**Recorded data:**
- - - - -

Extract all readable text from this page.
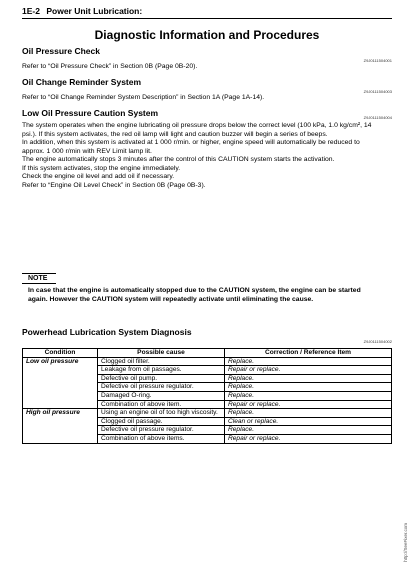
1E-2 Power Unit Lubrication:
Diagnostic Information and Procedures
Oil Pressure Check
Z9J0111504001
Refer to “Oil Pressure Check” in Section 0B (Page 0B-20).
Oil Change Reminder System
Z9J0111504003
Refer to “Oil Change Reminder System Description” in Section 1A (Page 1A-14).
Low Oil Pressure Caution System	Z9J0111504004
The system operates when the engine lubricating oil pressure drops below the correct level (100 kPa, 1.0 kg/cm², 14
psi.). If this system activates, the red oil lamp will light and caution buzzer will begin a series of beeps.
In addition, when this system is activated at 1 000 r/min. or higher, engine speed will automatically be reduced to
approx. 1 000 r/min with REV Limit lamp lit.
The engine automatically stops 3 minutes after the control of this CAUTION system starts the activation.
If this system activates, stop the engine immediately.
Check the engine oil level and add oil if necessary.
Refer to “Engine Oil Level Check” in Section 0B (Page 0B-3).
NOTE
In case that the engine is automatically stopped due to the CAUTION system, the engine can be started
again. However the CAUTION system will repeatedly activate until eliminating the cause.
Powerhead Lubrication System Diagnosis
Z9J0111504002
Condition	Possible cause	Correction / Reference Item
Low oil pressure	Clogged oil filter.	Replace.
	Leakage from oil passages.	Repair or replace.
	Defective oil pump.	Replace.
	Defective oil pressure regulator.	Replace.
	Damaged O-ring.	Replace.
	Combination of above item.	Repair or replace.
High oil pressure	Using an engine oil of too high viscosity.	Replace.
	Clogged oil passage.	Clean or replace.
	Defective oil pressure regulator.	Replace.
	Combination of above items.	Repair or replace.
http://SeeFixer.com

- - - - -

**Directive:** Go over the entries above and say how many lines hold the string "Check", with no other text.

**The result:** 4